◆ **Exercise goal**
Report how many lines of the entries below contain the word "management", and nothing more.

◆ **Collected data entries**
-- begin --

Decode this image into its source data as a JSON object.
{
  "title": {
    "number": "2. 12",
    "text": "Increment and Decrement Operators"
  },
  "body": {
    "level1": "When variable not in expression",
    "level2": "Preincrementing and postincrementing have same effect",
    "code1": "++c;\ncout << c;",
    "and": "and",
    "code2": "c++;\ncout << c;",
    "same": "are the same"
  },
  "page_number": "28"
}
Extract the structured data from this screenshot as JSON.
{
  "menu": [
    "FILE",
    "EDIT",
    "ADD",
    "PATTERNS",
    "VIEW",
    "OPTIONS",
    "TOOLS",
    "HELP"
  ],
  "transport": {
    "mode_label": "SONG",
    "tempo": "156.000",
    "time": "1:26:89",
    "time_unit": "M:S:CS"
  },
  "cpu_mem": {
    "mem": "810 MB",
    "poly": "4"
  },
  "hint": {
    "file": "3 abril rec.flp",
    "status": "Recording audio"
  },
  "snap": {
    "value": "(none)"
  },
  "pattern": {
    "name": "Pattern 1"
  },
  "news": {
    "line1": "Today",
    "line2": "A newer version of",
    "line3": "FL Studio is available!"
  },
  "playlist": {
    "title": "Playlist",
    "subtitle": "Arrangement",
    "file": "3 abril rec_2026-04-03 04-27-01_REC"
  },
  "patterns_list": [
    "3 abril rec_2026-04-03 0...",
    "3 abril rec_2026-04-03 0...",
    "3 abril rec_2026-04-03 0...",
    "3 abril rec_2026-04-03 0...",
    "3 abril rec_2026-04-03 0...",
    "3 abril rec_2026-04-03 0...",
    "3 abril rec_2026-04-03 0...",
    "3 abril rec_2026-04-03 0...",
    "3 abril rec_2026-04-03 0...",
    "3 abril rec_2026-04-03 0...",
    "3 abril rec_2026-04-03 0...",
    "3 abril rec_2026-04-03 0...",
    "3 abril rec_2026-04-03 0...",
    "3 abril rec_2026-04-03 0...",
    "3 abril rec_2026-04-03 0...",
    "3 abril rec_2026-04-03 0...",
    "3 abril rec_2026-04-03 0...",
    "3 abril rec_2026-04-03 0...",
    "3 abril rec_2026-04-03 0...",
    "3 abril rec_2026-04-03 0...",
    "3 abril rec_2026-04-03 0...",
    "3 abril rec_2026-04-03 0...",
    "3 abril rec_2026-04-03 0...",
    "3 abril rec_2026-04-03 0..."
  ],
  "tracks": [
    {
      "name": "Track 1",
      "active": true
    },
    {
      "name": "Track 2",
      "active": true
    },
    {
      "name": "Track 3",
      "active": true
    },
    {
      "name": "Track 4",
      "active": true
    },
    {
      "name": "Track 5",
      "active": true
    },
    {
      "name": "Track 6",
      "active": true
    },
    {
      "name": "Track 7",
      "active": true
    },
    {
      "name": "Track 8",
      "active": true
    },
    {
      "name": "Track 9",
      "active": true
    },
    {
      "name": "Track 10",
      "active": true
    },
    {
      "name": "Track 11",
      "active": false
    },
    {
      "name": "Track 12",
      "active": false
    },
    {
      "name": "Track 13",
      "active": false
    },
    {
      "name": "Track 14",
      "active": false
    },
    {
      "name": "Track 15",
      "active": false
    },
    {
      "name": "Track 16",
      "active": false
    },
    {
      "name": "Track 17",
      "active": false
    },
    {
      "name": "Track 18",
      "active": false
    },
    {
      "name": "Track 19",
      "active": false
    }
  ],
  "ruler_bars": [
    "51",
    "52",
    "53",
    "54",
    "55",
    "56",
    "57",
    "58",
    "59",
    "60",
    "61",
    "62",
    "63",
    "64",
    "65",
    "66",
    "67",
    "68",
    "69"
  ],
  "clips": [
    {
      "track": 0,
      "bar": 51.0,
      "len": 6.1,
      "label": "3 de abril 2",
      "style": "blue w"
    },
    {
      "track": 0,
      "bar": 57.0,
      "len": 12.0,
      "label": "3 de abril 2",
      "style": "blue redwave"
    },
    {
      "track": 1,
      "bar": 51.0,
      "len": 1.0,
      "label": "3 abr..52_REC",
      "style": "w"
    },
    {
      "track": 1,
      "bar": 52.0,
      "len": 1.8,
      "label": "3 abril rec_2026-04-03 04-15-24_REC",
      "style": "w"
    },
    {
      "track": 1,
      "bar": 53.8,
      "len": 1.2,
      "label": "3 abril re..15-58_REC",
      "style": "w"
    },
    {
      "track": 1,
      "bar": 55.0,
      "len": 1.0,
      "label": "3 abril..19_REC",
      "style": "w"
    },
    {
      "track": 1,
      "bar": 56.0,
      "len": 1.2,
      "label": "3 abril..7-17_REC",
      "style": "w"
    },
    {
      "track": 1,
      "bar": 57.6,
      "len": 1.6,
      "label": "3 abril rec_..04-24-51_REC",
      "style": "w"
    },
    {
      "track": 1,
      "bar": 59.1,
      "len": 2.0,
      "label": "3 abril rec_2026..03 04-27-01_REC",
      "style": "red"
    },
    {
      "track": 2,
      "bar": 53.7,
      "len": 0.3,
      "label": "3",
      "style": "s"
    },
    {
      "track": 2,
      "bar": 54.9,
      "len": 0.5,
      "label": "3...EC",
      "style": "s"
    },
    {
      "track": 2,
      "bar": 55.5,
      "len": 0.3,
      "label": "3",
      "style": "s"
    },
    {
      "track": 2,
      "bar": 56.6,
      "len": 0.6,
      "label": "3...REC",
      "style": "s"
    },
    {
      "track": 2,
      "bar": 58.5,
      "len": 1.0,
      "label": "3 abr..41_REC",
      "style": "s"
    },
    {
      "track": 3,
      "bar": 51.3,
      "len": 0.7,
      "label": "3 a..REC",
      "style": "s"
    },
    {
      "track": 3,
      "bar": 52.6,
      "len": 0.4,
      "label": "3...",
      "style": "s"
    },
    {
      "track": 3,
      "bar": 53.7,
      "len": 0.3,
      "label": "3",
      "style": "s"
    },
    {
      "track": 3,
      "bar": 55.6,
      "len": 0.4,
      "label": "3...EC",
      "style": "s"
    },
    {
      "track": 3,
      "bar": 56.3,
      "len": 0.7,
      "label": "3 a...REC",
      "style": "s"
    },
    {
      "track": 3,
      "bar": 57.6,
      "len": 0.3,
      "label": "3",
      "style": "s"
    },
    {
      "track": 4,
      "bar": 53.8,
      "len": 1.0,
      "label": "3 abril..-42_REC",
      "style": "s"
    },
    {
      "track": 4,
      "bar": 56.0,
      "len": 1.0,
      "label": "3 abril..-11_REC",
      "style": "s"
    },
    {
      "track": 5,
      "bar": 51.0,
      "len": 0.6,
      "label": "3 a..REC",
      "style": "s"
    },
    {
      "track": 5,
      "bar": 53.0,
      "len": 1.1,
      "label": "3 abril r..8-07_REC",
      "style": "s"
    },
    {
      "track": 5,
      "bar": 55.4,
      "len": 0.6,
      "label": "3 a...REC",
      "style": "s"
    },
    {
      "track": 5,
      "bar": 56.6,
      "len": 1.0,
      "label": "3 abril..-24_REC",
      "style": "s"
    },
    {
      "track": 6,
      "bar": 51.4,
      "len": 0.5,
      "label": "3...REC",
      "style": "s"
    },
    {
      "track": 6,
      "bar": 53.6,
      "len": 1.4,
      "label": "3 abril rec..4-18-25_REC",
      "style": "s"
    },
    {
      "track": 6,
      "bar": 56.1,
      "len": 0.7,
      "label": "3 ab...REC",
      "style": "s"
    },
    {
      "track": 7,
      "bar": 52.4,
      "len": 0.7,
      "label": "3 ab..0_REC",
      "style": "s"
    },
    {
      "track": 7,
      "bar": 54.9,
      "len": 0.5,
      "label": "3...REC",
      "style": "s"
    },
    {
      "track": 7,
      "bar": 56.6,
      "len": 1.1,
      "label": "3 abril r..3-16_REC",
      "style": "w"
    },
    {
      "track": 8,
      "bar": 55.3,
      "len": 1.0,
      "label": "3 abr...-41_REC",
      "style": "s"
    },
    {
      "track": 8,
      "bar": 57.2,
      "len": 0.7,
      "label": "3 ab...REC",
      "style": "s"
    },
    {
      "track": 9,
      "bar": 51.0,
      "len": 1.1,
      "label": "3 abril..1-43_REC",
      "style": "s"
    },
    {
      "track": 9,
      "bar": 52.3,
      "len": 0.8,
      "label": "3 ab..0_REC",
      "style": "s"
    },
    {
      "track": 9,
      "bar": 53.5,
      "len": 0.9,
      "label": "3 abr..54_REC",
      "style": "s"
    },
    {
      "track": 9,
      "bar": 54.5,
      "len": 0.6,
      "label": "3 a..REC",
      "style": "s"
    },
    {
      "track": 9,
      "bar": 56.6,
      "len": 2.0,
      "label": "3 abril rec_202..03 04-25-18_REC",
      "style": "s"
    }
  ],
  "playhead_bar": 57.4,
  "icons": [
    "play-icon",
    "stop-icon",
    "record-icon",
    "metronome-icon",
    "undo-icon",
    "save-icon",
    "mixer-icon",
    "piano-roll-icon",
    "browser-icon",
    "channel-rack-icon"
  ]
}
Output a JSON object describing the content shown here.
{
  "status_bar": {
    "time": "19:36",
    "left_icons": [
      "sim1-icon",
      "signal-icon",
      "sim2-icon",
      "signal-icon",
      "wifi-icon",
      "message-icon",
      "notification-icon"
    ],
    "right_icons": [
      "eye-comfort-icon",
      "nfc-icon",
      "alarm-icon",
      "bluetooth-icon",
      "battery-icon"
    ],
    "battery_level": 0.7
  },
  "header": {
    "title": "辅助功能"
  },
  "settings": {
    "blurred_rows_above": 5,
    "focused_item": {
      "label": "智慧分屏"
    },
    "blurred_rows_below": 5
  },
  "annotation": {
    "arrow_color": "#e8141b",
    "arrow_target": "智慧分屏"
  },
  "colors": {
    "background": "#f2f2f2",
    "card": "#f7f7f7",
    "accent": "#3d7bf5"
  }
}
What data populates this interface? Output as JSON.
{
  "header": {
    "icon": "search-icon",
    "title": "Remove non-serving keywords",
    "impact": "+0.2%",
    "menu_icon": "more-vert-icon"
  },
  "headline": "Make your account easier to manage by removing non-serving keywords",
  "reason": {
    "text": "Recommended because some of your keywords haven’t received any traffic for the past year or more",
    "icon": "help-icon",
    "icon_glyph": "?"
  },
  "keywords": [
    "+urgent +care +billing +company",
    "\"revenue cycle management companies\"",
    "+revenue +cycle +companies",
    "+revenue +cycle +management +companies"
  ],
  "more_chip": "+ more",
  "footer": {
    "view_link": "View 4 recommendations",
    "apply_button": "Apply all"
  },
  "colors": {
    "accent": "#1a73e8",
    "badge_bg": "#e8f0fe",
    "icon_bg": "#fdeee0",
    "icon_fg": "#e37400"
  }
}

-- end --

◆ **Full response**
2